Every line must be returned precisely as it is written.

** begin Records shown **

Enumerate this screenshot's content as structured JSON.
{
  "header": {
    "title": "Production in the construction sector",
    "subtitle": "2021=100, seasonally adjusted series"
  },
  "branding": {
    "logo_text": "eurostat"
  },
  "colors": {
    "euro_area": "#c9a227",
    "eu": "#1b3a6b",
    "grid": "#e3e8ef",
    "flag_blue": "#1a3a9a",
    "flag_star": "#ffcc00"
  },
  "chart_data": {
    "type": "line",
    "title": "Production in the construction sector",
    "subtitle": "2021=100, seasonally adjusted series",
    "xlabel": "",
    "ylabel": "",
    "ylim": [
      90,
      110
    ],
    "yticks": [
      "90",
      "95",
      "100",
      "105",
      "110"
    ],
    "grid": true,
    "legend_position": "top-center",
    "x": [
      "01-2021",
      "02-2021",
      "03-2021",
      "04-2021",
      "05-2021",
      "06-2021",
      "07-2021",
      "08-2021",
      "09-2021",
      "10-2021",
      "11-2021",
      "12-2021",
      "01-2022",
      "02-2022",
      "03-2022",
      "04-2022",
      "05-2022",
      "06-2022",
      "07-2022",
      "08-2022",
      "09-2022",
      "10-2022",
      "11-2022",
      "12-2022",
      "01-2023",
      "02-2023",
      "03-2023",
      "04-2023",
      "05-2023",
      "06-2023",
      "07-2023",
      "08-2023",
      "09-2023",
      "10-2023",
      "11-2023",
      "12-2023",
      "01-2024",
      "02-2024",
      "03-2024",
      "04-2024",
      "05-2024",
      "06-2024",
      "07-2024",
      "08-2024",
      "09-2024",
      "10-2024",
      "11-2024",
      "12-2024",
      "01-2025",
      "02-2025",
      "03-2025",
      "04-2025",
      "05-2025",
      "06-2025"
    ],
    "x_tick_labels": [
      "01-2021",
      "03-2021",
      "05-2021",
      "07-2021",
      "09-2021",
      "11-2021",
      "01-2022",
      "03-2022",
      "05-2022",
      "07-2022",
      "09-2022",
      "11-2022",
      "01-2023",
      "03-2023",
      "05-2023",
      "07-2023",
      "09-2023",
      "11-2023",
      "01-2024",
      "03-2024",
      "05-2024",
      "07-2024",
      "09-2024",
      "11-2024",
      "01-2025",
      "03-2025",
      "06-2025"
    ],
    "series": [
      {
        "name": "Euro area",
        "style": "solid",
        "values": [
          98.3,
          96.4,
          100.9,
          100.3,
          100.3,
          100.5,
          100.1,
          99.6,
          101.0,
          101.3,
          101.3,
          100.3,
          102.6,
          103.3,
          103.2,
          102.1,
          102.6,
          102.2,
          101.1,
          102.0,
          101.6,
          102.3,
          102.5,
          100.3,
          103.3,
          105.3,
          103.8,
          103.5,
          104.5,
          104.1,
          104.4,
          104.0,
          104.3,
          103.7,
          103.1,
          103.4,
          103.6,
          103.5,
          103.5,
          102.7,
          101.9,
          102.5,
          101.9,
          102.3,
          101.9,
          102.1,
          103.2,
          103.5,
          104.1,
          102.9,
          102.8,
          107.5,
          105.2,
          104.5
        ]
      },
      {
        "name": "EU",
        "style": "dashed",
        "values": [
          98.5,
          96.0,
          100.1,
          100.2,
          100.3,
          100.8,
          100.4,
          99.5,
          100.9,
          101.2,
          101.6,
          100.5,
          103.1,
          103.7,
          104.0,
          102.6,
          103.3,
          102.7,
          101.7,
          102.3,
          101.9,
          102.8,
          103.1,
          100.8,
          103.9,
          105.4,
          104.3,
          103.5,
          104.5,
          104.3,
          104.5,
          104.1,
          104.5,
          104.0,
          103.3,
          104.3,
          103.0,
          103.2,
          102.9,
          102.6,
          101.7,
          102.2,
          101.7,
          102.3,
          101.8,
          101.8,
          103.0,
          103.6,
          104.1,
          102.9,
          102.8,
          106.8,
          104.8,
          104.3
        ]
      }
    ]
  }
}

** end Records shown **

> **Complete answer**
Enumerate this screenshot's content as structured JSON.
{
  "header": {
    "title": "Production in the construction sector",
    "subtitle": "2021=100, seasonally adjusted series"
  },
  "branding": {
    "logo_text": "eurostat"
  },
  "colors": {
    "euro_area": "#c9a227",
    "eu": "#1b3a6b",
    "grid": "#e3e8ef",
    "flag_blue": "#1a3a9a",
    "flag_star": "#ffcc00"
  },
  "chart_data": {
    "type": "line",
    "title": "Production in the construction sector",
    "subtitle": "2021=100, seasonally adjusted series",
    "xlabel": "",
    "ylabel": "",
    "ylim": [
      90,
      110
    ],
    "yticks": [
      "90",
      "95",
      "100",
      "105",
      "110"
    ],
    "grid": true,
    "legend_position": "top-center",
    "x": [
      "01-2021",
      "02-2021",
      "03-2021",
      "04-2021",
      "05-2021",
      "06-2021",
      "07-2021",
      "08-2021",
      "09-2021",
      "10-2021",
      "11-2021",
      "12-2021",
      "01-2022",
      "02-2022",
      "03-2022",
      "04-2022",
      "05-2022",
      "06-2022",
      "07-2022",
      "08-2022",
      "09-2022",
      "10-2022",
      "11-2022",
      "12-2022",
      "01-2023",
      "02-2023",
      "03-2023",
      "04-2023",
      "05-2023",
      "06-2023",
      "07-2023",
      "08-2023",
      "09-2023",
      "10-2023",
      "11-2023",
      "12-2023",
      "01-2024",
      "02-2024",
      "03-2024",
      "04-2024",
      "05-2024",
      "06-2024",
      "07-2024",
      "08-2024",
      "09-2024",
      "10-2024",
      "11-2024",
      "12-2024",
      "01-2025",
      "02-2025",
      "03-2025",
      "04-2025",
      "05-2025",
      "06-2025"
    ],
    "x_tick_labels": [
      "01-2021",
      "03-2021",
      "05-2021",
      "07-2021",
      "09-2021",
      "11-2021",
      "01-2022",
      "03-2022",
      "05-2022",
      "07-2022",
      "09-2022",
      "11-2022",
      "01-2023",
      "03-2023",
      "05-2023",
      "07-2023",
      "09-2023",
      "11-2023",
      "01-2024",
      "03-2024",
      "05-2024",
      "07-2024",
      "09-2024",
      "11-2024",
      "01-2025",
      "03-2025",
      "06-2025"
    ],
    "series": [
      {
        "name": "Euro area",
        "style": "solid",
        "values": [
          98.3,
          96.4,
          100.9,
          100.3,
          100.3,
          100.5,
          100.1,
          99.6,
          101.0,
          101.3,
          101.3,
          100.3,
          102.6,
          103.3,
          103.2,
          102.1,
          102.6,
          102.2,
          101.1,
          102.0,
          101.6,
          102.3,
          102.5,
          100.3,
          103.3,
          105.3,
          103.8,
          103.5,
          104.5,
          104.1,
          104.4,
          104.0,
          104.3,
          103.7,
          103.1,
          103.4,
          103.6,
          103.5,
          103.5,
          102.7,
          101.9,
          102.5,
          101.9,
          102.3,
          101.9,
          102.1,
          103.2,
          103.5,
          104.1,
          102.9,
          102.8,
          107.5,
          105.2,
          104.5
        ]
      },
      {
        "name": "EU",
        "style": "dashed",
        "values": [
          98.5,
          96.0,
          100.1,
          100.2,
          100.3,
          100.8,
          100.4,
          99.5,
          100.9,
          101.2,
          101.6,
          100.5,
          103.1,
          103.7,
          104.0,
          102.6,
          103.3,
          102.7,
          101.7,
          102.3,
          101.9,
          102.8,
          103.1,
          100.8,
          103.9,
          105.4,
          104.3,
          103.5,
          104.5,
          104.3,
          104.5,
          104.1,
          104.5,
          104.0,
          103.3,
          104.3,
          103.0,
          103.2,
          102.9,
          102.6,
          101.7,
          102.2,
          101.7,
          102.3,
          101.8,
          101.8,
          103.0,
          103.6,
          104.1,
          102.9,
          102.8,
          106.8,
          104.8,
          104.3
        ]
      }
    ]
  }
}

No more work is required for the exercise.